> [Given problem]: Go through the entries below and print each one exactly, leaving out pictures.
Begin Given records
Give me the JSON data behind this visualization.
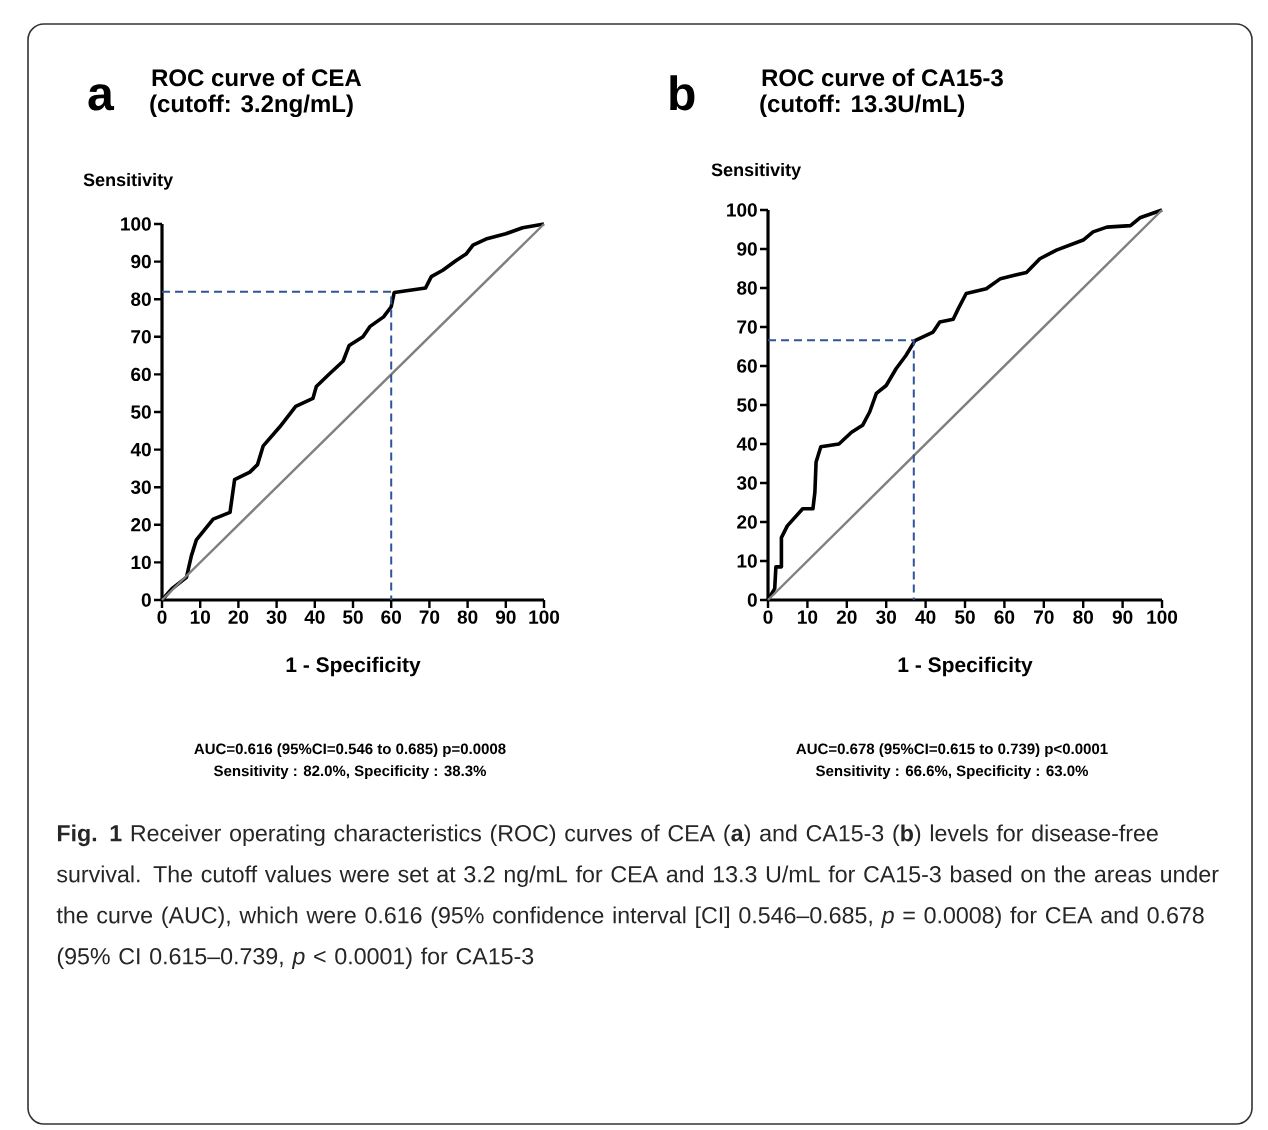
{
  "chart_data": [
    {
      "type": "line",
      "title": "ROC curve of CEA",
      "subtitle": "(cutoff: 3.2ng/mL)",
      "xlabel": "1 - Specificity",
      "ylabel": "Sensitivity",
      "xlim": [
        0,
        100
      ],
      "ylim": [
        0,
        100
      ],
      "xticks": [
        0,
        10,
        20,
        30,
        40,
        50,
        60,
        70,
        80,
        90,
        100
      ],
      "yticks": [
        0,
        10,
        20,
        30,
        40,
        50,
        60,
        70,
        80,
        90,
        100
      ],
      "series": [
        {
          "color": "#000000",
          "x": [
            0,
            2.6,
            6.4,
            7.7,
            9,
            13.4,
            17.8,
            19,
            23,
            25,
            26.5,
            30.8,
            35,
            39.5,
            40.4,
            44,
            47.4,
            49,
            52.6,
            54.4,
            58,
            60,
            60.8,
            69,
            70.5,
            73.5,
            77,
            79.6,
            81.4,
            84.8,
            90,
            94.4,
            100
          ],
          "values": [
            0,
            3,
            6,
            11.8,
            16,
            21.5,
            23.3,
            32,
            34,
            36,
            41,
            46,
            51.5,
            53.6,
            56.8,
            60.3,
            63.5,
            67.7,
            70,
            72.7,
            75.3,
            78,
            81.8,
            83,
            86,
            87.7,
            90.3,
            92,
            94.4,
            96,
            97.4,
            99,
            100
          ]
        },
        {
          "color": "#7f7f7f",
          "x": [
            0,
            100
          ],
          "values": [
            0,
            100
          ]
        },
        {
          "color": "#2f5597",
          "line_style": "dashed",
          "x": [
            0,
            60,
            60
          ],
          "values": [
            82,
            82,
            0
          ]
        }
      ],
      "annotations": [
        "a",
        "AUC=0.616 (95%CI=0.546 to 0.685)  p=0.0008",
        "Sensitivity : 82.0%, Specificity : 38.3%"
      ]
    },
    {
      "type": "line",
      "title": "ROC curve of CA15-3",
      "subtitle": "(cutoff: 13.3U/mL)",
      "xlabel": "1 - Specificity",
      "ylabel": "Sensitivity",
      "xlim": [
        0,
        100
      ],
      "ylim": [
        0,
        100
      ],
      "xticks": [
        0,
        10,
        20,
        30,
        40,
        50,
        60,
        70,
        80,
        90,
        100
      ],
      "yticks": [
        0,
        10,
        20,
        30,
        40,
        50,
        60,
        70,
        80,
        90,
        100
      ],
      "series": [
        {
          "color": "#000000",
          "x": [
            0,
            1.7,
            2,
            3.4,
            3.4,
            4.9,
            8.8,
            11.4,
            11.9,
            12.2,
            13.4,
            18,
            21.2,
            24,
            25.8,
            27.5,
            30,
            32.5,
            35,
            37.3,
            41.9,
            43.6,
            47,
            48.3,
            50.3,
            55.4,
            59,
            65.6,
            69,
            73.2,
            80,
            82.5,
            86,
            92,
            94.4,
            100
          ],
          "values": [
            0,
            2.9,
            8.5,
            8.5,
            16,
            19,
            23.4,
            23.4,
            27.7,
            35.4,
            39.3,
            40,
            43,
            44.8,
            48.2,
            53,
            55,
            59.3,
            62.7,
            66.5,
            68.7,
            71.3,
            72,
            74.7,
            78.6,
            79.8,
            82.4,
            84,
            87.5,
            89.7,
            92.3,
            94.4,
            95.6,
            96,
            98,
            100
          ]
        },
        {
          "color": "#7f7f7f",
          "x": [
            0,
            100
          ],
          "values": [
            0,
            100
          ]
        },
        {
          "color": "#2f5597",
          "line_style": "dashed",
          "x": [
            0,
            37,
            37
          ],
          "values": [
            66.6,
            66.6,
            0
          ]
        }
      ],
      "annotations": [
        "b",
        "AUC=0.678 (95%CI=0.615 to 0.739)  p<0.0001",
        "Sensitivity : 66.6%, Specificity : 63.0%",
        "**Fig. 1** Receiver operating characteristics (ROC) curves of CEA (**a**) and CA15-3 (**b**) levels for disease-free survival. The cutoff values were set at 3.2 ng/mL for CEA and 13.3 U/mL for CA15-3 based on the areas under the curve (AUC), which were 0.616 (95% confidence interval [CI] 0.546–0.685, *p* = 0.0008) for CEA and 0.678 (95% CI 0.615–0.739, *p* < 0.0001) for CA15-3"
      ]
    }
  ]
}
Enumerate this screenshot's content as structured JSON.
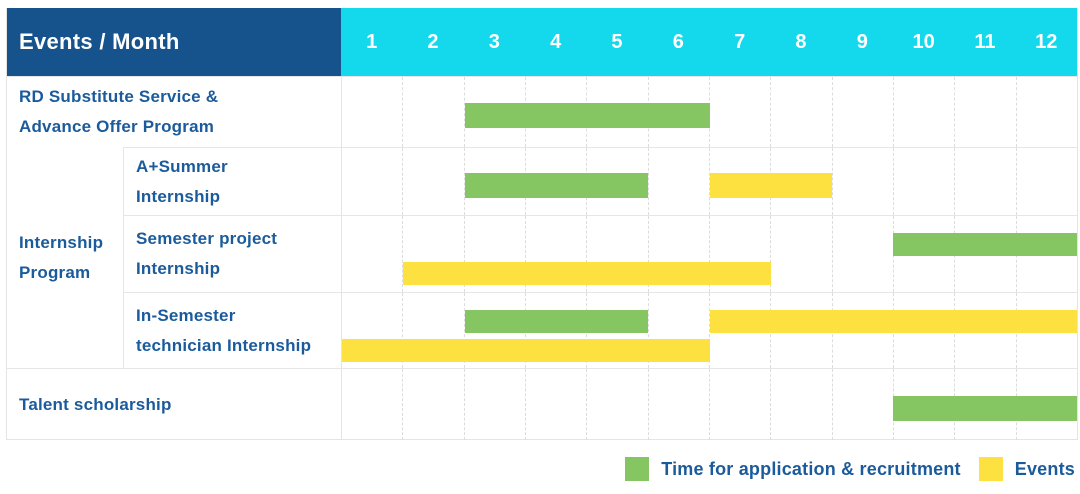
End Given records
> [Task answer]:
Give me the JSON data behind this visualization.
{
  "chart_data": [
    {
      "type": "line",
      "title": "ROC curve of CEA",
      "subtitle": "(cutoff: 3.2ng/mL)",
      "xlabel": "1 - Specificity",
      "ylabel": "Sensitivity",
      "xlim": [
        0,
        100
      ],
      "ylim": [
        0,
        100
      ],
      "xticks": [
        0,
        10,
        20,
        30,
        40,
        50,
        60,
        70,
        80,
        90,
        100
      ],
      "yticks": [
        0,
        10,
        20,
        30,
        40,
        50,
        60,
        70,
        80,
        90,
        100
      ],
      "series": [
        {
          "color": "#000000",
          "x": [
            0,
            2.6,
            6.4,
            7.7,
            9,
            13.4,
            17.8,
            19,
            23,
            25,
            26.5,
            30.8,
            35,
            39.5,
            40.4,
            44,
            47.4,
            49,
            52.6,
            54.4,
            58,
            60,
            60.8,
            69,
            70.5,
            73.5,
            77,
            79.6,
            81.4,
            84.8,
            90,
            94.4,
            100
          ],
          "values": [
            0,
            3,
            6,
            11.8,
            16,
            21.5,
            23.3,
            32,
            34,
            36,
            41,
            46,
            51.5,
            53.6,
            56.8,
            60.3,
            63.5,
            67.7,
            70,
            72.7,
            75.3,
            78,
            81.8,
            83,
            86,
            87.7,
            90.3,
            92,
            94.4,
            96,
            97.4,
            99,
            100
          ]
        },
        {
          "color": "#7f7f7f",
          "x": [
            0,
            100
          ],
          "values": [
            0,
            100
          ]
        },
        {
          "color": "#2f5597",
          "line_style": "dashed",
          "x": [
            0,
            60,
            60
          ],
          "values": [
            82,
            82,
            0
          ]
        }
      ],
      "annotations": [
        "a",
        "AUC=0.616 (95%CI=0.546 to 0.685)  p=0.0008",
        "Sensitivity : 82.0%, Specificity : 38.3%"
      ]
    },
    {
      "type": "line",
      "title": "ROC curve of CA15-3",
      "subtitle": "(cutoff: 13.3U/mL)",
      "xlabel": "1 - Specificity",
      "ylabel": "Sensitivity",
      "xlim": [
        0,
        100
      ],
      "ylim": [
        0,
        100
      ],
      "xticks": [
        0,
        10,
        20,
        30,
        40,
        50,
        60,
        70,
        80,
        90,
        100
      ],
      "yticks": [
        0,
        10,
        20,
        30,
        40,
        50,
        60,
        70,
        80,
        90,
        100
      ],
      "series": [
        {
          "color": "#000000",
          "x": [
            0,
            1.7,
            2,
            3.4,
            3.4,
            4.9,
            8.8,
            11.4,
            11.9,
            12.2,
            13.4,
            18,
            21.2,
            24,
            25.8,
            27.5,
            30,
            32.5,
            35,
            37.3,
            41.9,
            43.6,
            47,
            48.3,
            50.3,
            55.4,
            59,
            65.6,
            69,
            73.2,
            80,
            82.5,
            86,
            92,
            94.4,
            100
          ],
          "values": [
            0,
            2.9,
            8.5,
            8.5,
            16,
            19,
            23.4,
            23.4,
            27.7,
            35.4,
            39.3,
            40,
            43,
            44.8,
            48.2,
            53,
            55,
            59.3,
            62.7,
            66.5,
            68.7,
            71.3,
            72,
            74.7,
            78.6,
            79.8,
            82.4,
            84,
            87.5,
            89.7,
            92.3,
            94.4,
            95.6,
            96,
            98,
            100
          ]
        },
        {
          "color": "#7f7f7f",
          "x": [
            0,
            100
          ],
          "values": [
            0,
            100
          ]
        },
        {
          "color": "#2f5597",
          "line_style": "dashed",
          "x": [
            0,
            37,
            37
          ],
          "values": [
            66.6,
            66.6,
            0
          ]
        }
      ],
      "annotations": [
        "b",
        "AUC=0.678 (95%CI=0.615 to 0.739)  p<0.0001",
        "Sensitivity : 66.6%, Specificity : 63.0%",
        "**Fig. 1** Receiver operating characteristics (ROC) curves of CEA (**a**) and CA15-3 (**b**) levels for disease-free survival. The cutoff values were set at 3.2 ng/mL for CEA and 13.3 U/mL for CA15-3 based on the areas under the curve (AUC), which were 0.616 (95% confidence interval [CI] 0.546–0.685, *p* = 0.0008) for CEA and 0.678 (95% CI 0.615–0.739, *p* < 0.0001) for CA15-3"
      ]
    }
  ]
}
Enumerate this screenshot's content as structured JSON.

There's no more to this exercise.